*YOUR GOAL*
Give the number of lines in the data that contain "followers", and nothing more.

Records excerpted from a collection
-------------------------
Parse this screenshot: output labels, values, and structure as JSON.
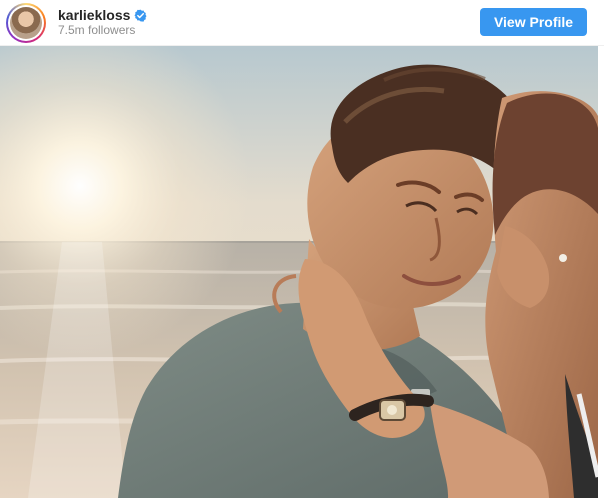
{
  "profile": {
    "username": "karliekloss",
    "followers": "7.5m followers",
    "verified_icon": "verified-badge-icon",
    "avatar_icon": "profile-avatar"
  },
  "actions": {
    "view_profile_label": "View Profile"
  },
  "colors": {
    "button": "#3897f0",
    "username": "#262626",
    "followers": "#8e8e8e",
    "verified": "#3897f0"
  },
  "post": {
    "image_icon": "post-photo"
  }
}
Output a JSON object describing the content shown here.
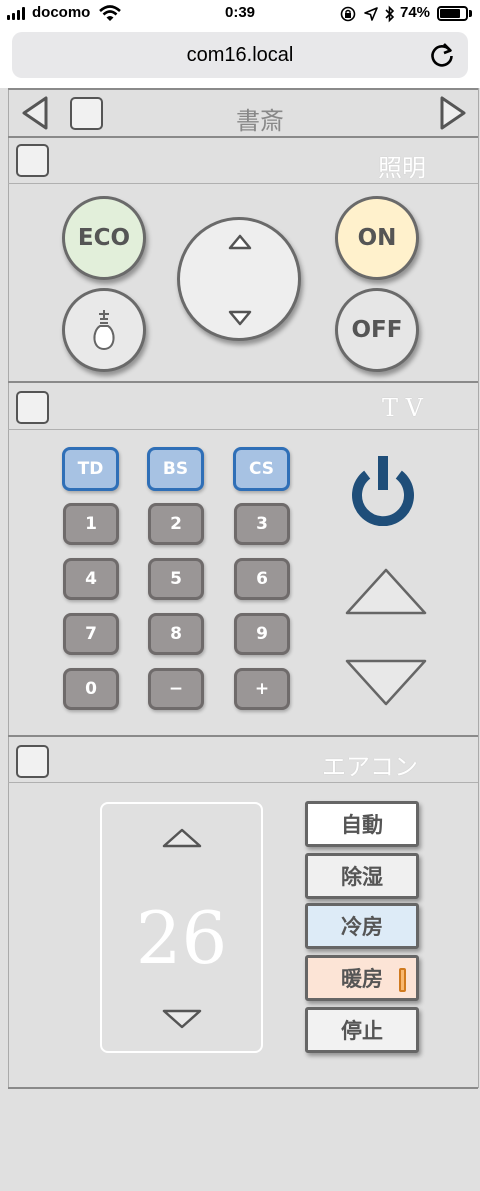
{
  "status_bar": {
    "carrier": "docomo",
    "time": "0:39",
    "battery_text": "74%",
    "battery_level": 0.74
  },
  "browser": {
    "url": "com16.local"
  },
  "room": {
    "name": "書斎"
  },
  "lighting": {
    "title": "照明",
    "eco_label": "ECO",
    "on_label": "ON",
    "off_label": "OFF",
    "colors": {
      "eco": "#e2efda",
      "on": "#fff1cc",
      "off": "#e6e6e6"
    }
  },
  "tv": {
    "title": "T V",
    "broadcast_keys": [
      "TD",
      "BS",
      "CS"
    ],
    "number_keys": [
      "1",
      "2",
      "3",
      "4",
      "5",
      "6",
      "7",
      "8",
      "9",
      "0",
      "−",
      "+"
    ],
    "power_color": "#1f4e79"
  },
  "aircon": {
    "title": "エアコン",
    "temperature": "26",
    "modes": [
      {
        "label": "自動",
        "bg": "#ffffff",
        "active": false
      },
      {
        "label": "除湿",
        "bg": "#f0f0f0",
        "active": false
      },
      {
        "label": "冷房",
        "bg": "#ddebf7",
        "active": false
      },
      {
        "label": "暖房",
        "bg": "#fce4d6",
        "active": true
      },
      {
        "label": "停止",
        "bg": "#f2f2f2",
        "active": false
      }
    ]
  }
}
-------------------------
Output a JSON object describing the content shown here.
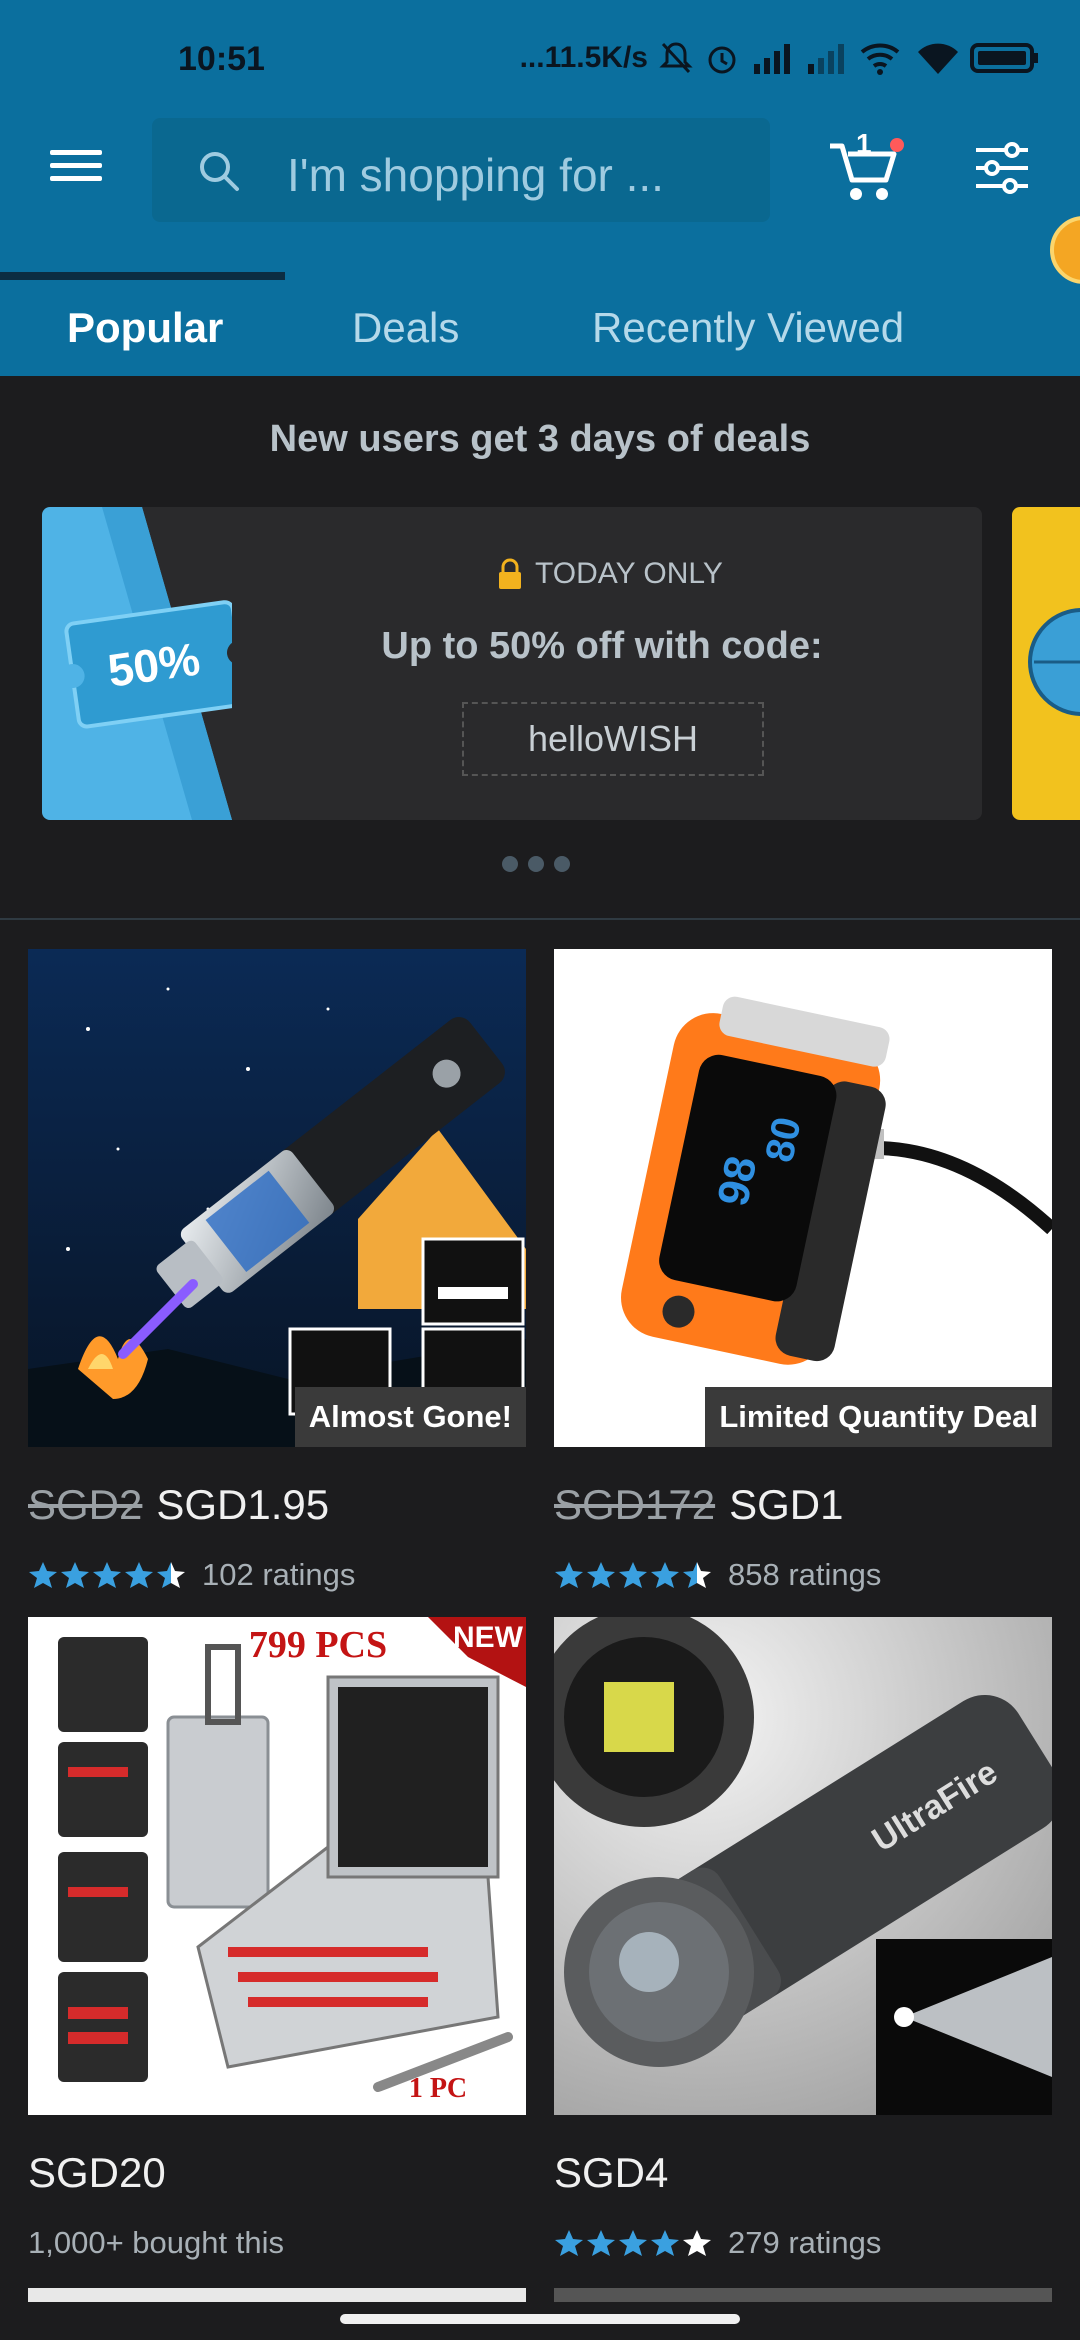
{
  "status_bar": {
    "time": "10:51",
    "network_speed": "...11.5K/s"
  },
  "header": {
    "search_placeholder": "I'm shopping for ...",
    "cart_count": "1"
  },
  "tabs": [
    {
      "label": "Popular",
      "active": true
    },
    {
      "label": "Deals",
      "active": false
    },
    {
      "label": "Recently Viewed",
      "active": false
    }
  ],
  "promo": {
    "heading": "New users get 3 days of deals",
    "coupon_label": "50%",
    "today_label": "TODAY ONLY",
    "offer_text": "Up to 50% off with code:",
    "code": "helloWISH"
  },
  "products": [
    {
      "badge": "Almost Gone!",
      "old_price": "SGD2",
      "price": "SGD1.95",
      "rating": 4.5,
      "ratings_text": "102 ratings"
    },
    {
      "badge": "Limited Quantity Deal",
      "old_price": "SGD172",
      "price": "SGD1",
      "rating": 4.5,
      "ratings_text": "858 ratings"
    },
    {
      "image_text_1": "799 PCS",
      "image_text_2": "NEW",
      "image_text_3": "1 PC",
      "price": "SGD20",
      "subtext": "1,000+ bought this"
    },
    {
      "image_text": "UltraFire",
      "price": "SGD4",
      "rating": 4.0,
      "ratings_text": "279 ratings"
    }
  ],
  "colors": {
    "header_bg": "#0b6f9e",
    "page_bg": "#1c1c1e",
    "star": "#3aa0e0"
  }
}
-------------------------
*ANSWER TO THIS TASK*
2